• Your task
Single out the lines that include the word "sortir". Copy them.

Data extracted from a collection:
──────────────────────────────

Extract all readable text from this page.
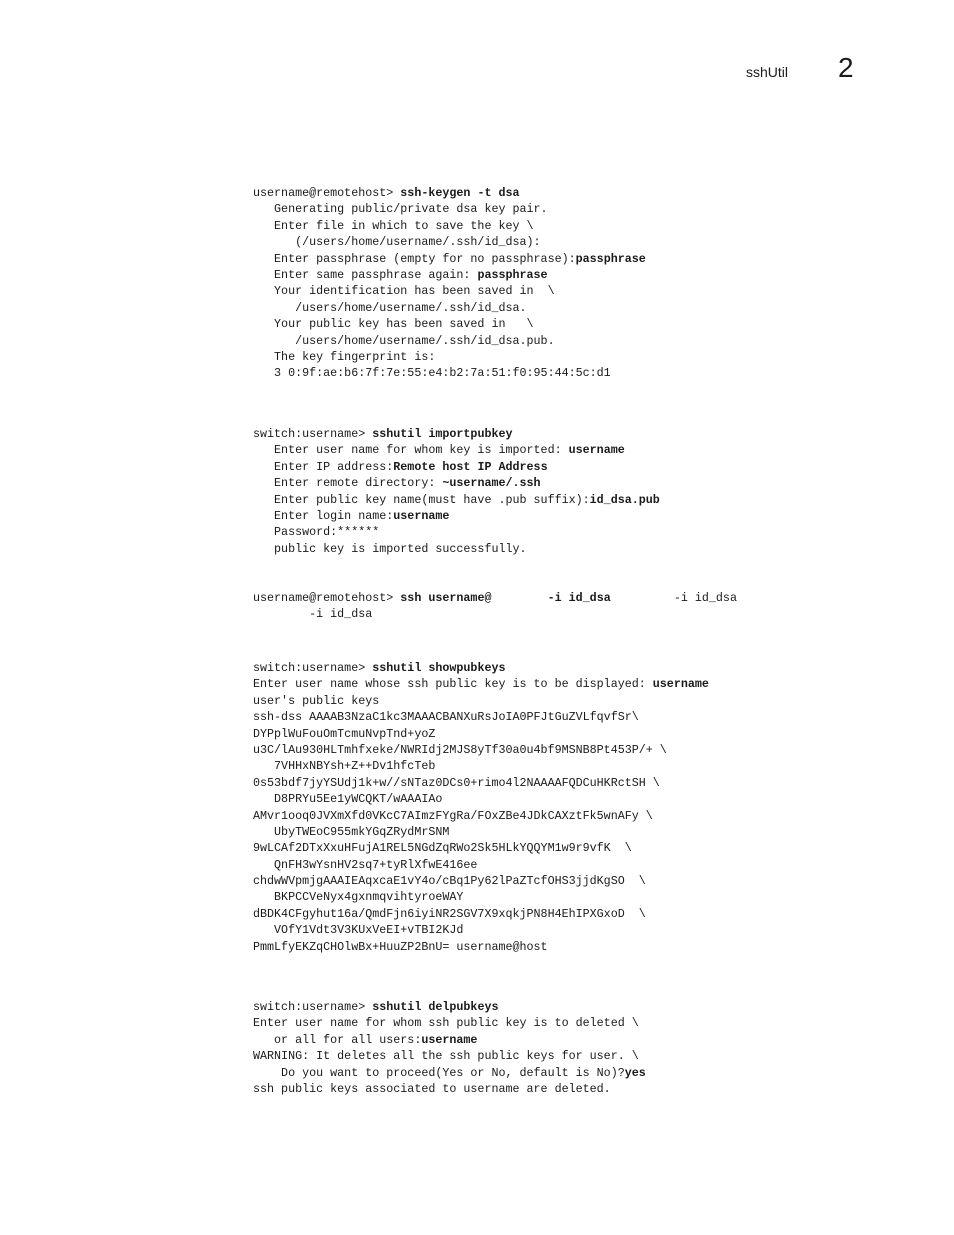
sshUtil 2
username@remotehost> ssh-keygen -t dsa
Generating public/private dsa key pair.
Enter file in which to save the key \
(/users/home/username/.ssh/id_dsa):
Enter passphrase (empty for no passphrase):passphrase
Enter same passphrase again: passphrase
Your identification has been saved in  \
/users/home/username/.ssh/id_dsa.
Your public key has been saved in   \
/users/home/username/.ssh/id_dsa.pub.
The key fingerprint is:
3 0:9f:ae:b6:7f:7e:55:e4:b2:7a:51:f0:95:44:5c:d1
switch:username> sshutil importpubkey
Enter user name for whom key is imported: username
Enter IP address:Remote host IP Address
Enter remote directory: ~username/.ssh
Enter public key name(must have .pub suffix):id_dsa.pub
Enter login name:username
Password:******
public key is imported successfully.
username@remotehost> ssh username@	-i id_dsa         -i id_dsa
-i id_dsa
switch:username> sshutil showpubkeys
Enter user name whose ssh public key is to be displayed: username
user's public keys
ssh-dss AAAAB3NzaC1kc3MAAACBANXuRsJoIA0PFJtGuZVLfqvfSr\
DYPplWuFouOmTcmuNvpTnd+yoZ
u3C/lAu930HLTmhfxeke/NWRIdj2MJS8yTf30a0u4bf9MSNB8Pt453P/+ \
7VHHxNBYsh+Z++Dv1hfcTeb
0s53bdf7jyYSUdj1k+w//sNTaz0DCs0+rimo4l2NAAAAFQDCuHKRctSH \
D8PRYu5Ee1yWCQKT/wAAAIAo
AMvr1ooq0JVXmXfd0VKcC7AImzFYgRa/FOxZBe4JDkCAXztFk5wnAFy \
UbyTWEoC955mkYGqZRydMrSNM
9wLCAf2DTxXxuHFujA1REL5NGdZqRWo2Sk5HLkYQQYM1w9r9vfK  \
QnFH3wYsnHV2sq7+tyRlXfwE416ee
chdwWVpmjgAAAIEAqxcaE1vY4o/cBq1Py62lPaZTcfOHS3jjdKgSO  \
BKPCCVeNyx4gxnmqvihtyroeWAY
dBDK4CFgyhut16a/QmdFjn6iyiNR2SGV7X9xqkjPN8H4EhIPXGxoD  \
VOfY1Vdt3V3KUxVeEI+vTBI2KJd
PmmLfyEKZqCHOlwBx+HuuZP2BnU= username@host
switch:username> sshutil delpubkeys
Enter user name for whom ssh public key is to deleted \
or all for all users:username
WARNING: It deletes all the ssh public keys for user. \
Do you want to proceed(Yes or No, default is No)?yes
ssh public keys associated to username are deleted.
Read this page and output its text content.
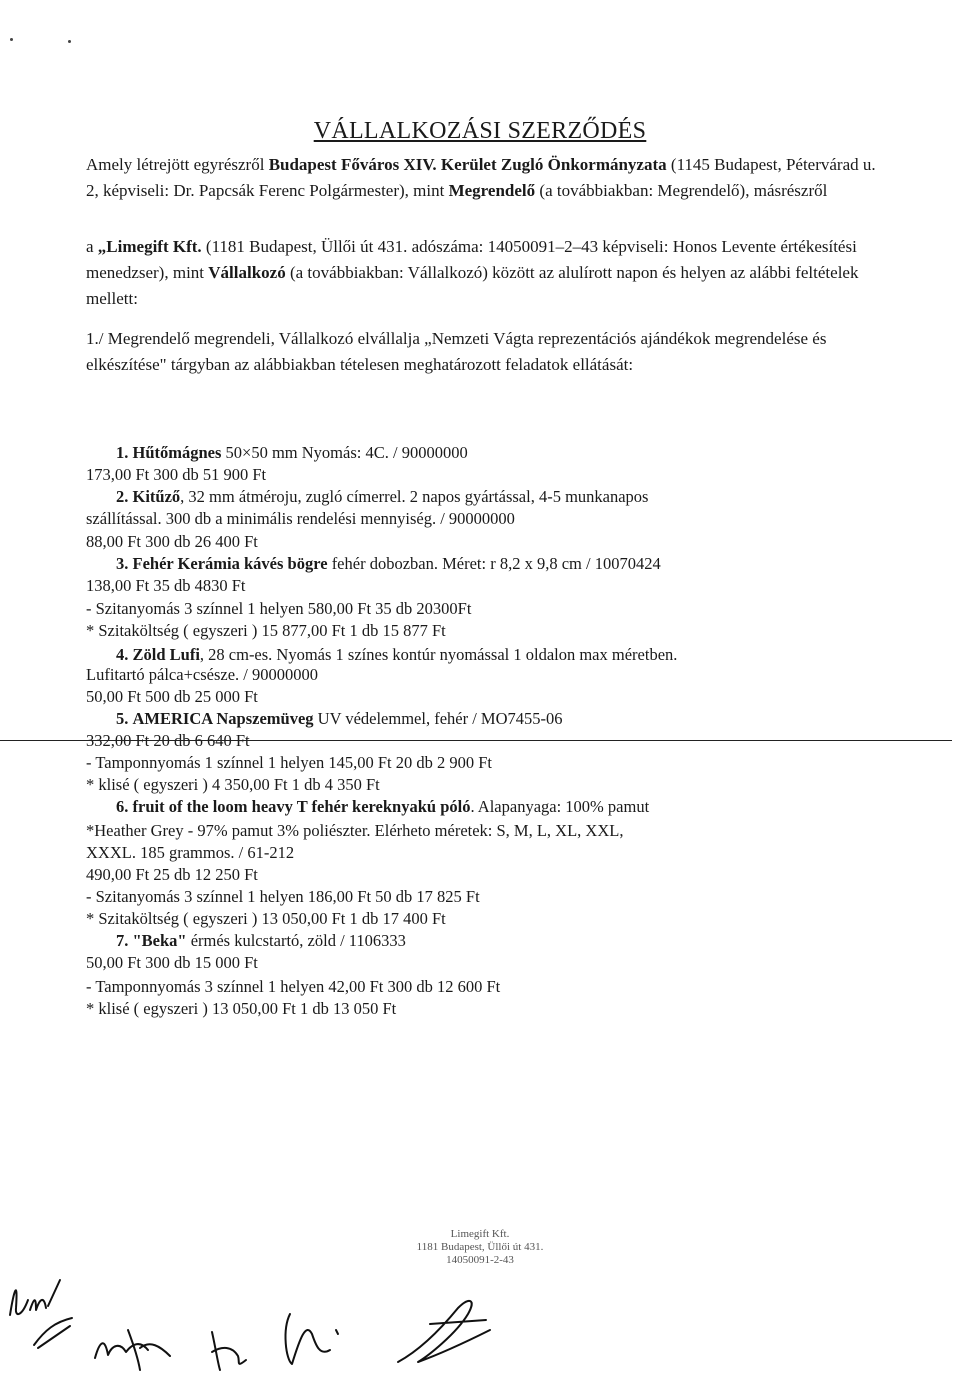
VÁLLALKOZÁSI SZERZŐDÉS
Amely létrejött egyrészről Budapest Főváros XIV. Kerület Zugló Önkormányzata (1145 Budapest, Pétervárad u. 2, képviseli: Dr. Papcsák Ferenc Polgármester), mint Megrendelő (a továbbiakban: Megrendelő), másrészről
a „Limegift Kft. (1181 Budapest, Üllői út 431. adószáma: 14050091–2–43 képviseli: Honos Levente értékesítési menedzser), mint Vállalkozó (a továbbiakban: Vállalkozó) között az alulírott napon és helyen az alábbi feltételek mellett:
1./ Megrendelő megrendeli, Vállalkozó elvállalja „Nemzeti Vágta reprezentációs ajándékok megrendelése és elkészítése" tárgyban az alábbiakban tételesen meghatározott feladatok ellátását:
1. Hűtőmágnes 50×50 mm Nyomás: 4C. / 90000000
173,00 Ft 300 db 51 900 Ft
2. Kitűző, 32 mm átméroju, zugló címerrel. 2 napos gyártással, 4-5 munkanapos
szállítással. 300 db a minimális rendelési mennyiség. / 90000000
88,00 Ft 300 db 26 400 Ft
3. Fehér Kerámia kávés bögre fehér dobozban. Méret: r 8,2 x 9,8 cm / 10070424
138,00 Ft 35 db 4830 Ft
- Szitanyomás 3 színnel 1 helyen 580,00 Ft 35 db 20300Ft
* Szitaköltség ( egyszeri ) 15 877,00 Ft 1 db 15 877 Ft
4. Zöld Lufi, 28 cm-es. Nyomás 1 színes kontúr nyomással 1 oldalon max méretben.
Lufitartó pálca+csésze. / 90000000
50,00 Ft 500 db 25 000 Ft
5. AMERICA Napszemüveg UV védelemmel, fehér / MO7455-06
332,00 Ft 20 db 6 640 Ft
- Tamponnyomás 1 színnel 1 helyen 145,00 Ft 20 db 2 900 Ft
* klisé ( egyszeri ) 4 350,00 Ft 1 db 4 350 Ft
6. fruit of the loom heavy T fehér kereknyakú póló. Alapanyaga: 100% pamut
*Heather Grey - 97% pamut 3% poliészter. Elérheto méretek: S, M, L, XL, XXL,
XXXL. 185 grammos. / 61-212
490,00 Ft 25 db 12 250 Ft
- Szitanyomás 3 színnel 1 helyen 186,00 Ft 50 db 17 825 Ft
* Szitaköltség ( egyszeri ) 13 050,00 Ft 1 db 17 400 Ft
7. "Beka" érmés kulcstartó, zöld / 1106333
50,00 Ft 300 db 15 000 Ft
- Tamponnyomás 3 színnel 1 helyen 42,00 Ft 300 db 12 600 Ft
* klisé ( egyszeri ) 13 050,00 Ft 1 db 13 050 Ft
Limegift Kft.
1181 Budapest, Üllői út 431.
14050091-2-43
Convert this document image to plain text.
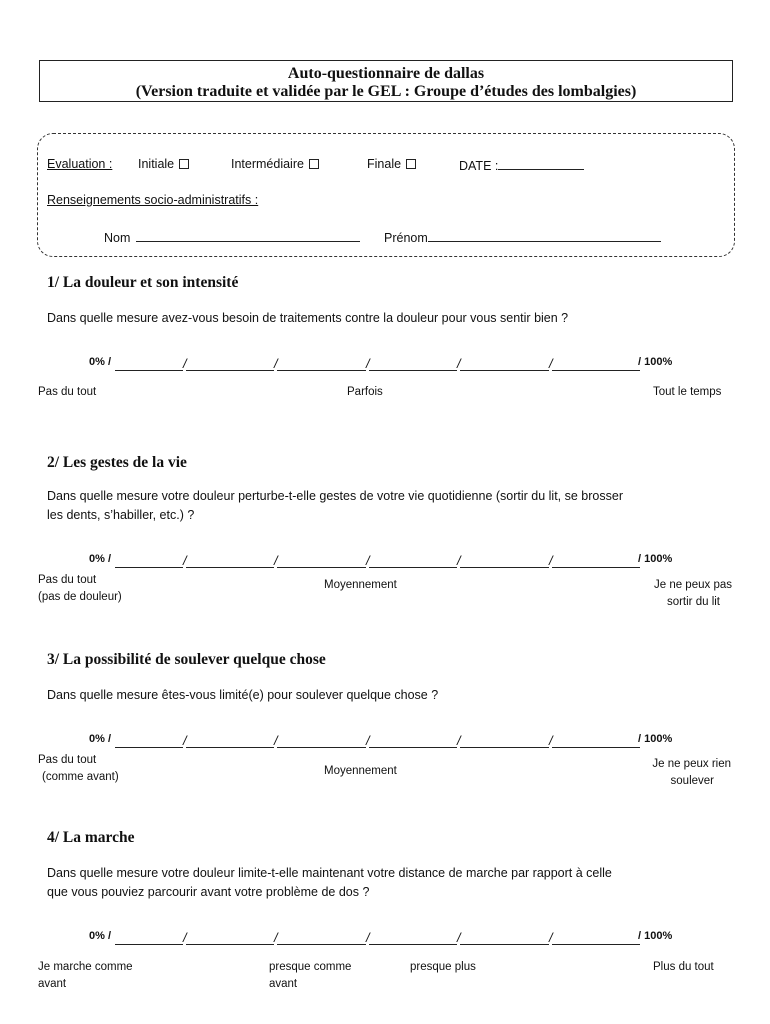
Auto-questionnaire de dallas
(Version traduite et validée par le GEL : Groupe d’études des lombalgies)
Evaluation : Initiale	Intermédiaire	Finale	DATE :
Renseignements socio-administratifs :
Nom	Prénom
1/ La douleur et son intensité
Dans quelle mesure avez-vous besoin de traitements contre la douleur pour vous sentir bien ?
0% /	/	/	/	/	/	/ 100%
Pas du tout	Parfois	Tout le temps
2/ Les gestes de la vie
Dans quelle mesure votre douleur perturbe-t-elle gestes de votre vie quotidienne (sortir du lit, se brosser
les dents, s’habiller, etc.) ?
0% /	/	/	/	/	/	/ 100%
Pas du tout
(pas de douleur)
Moyennement	Je ne peux pas
sortir du lit
3/ La possibilité de soulever quelque chose
Dans quelle mesure êtes-vous limité(e) pour soulever quelque chose ?
0% /	/	/	/	/	/	/ 100%
Pas du tout
(comme avant)	Moyennement
Je ne peux rien
soulever
4/ La marche
Dans quelle mesure votre douleur limite-t-elle maintenant votre distance de marche par rapport à celle
que vous pouviez parcourir avant votre problème de dos ?
0% /	/	/	/	/	/	/ 100%
Je marche comme
avant
presque comme
avant
presque plus	Plus du tout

──────────────────────────────

• Problem solution
Dans quelle mesure votre douleur perturbe-t-elle gestes de votre vie quotidienne (sortir du lit, se brosser
sortir du lit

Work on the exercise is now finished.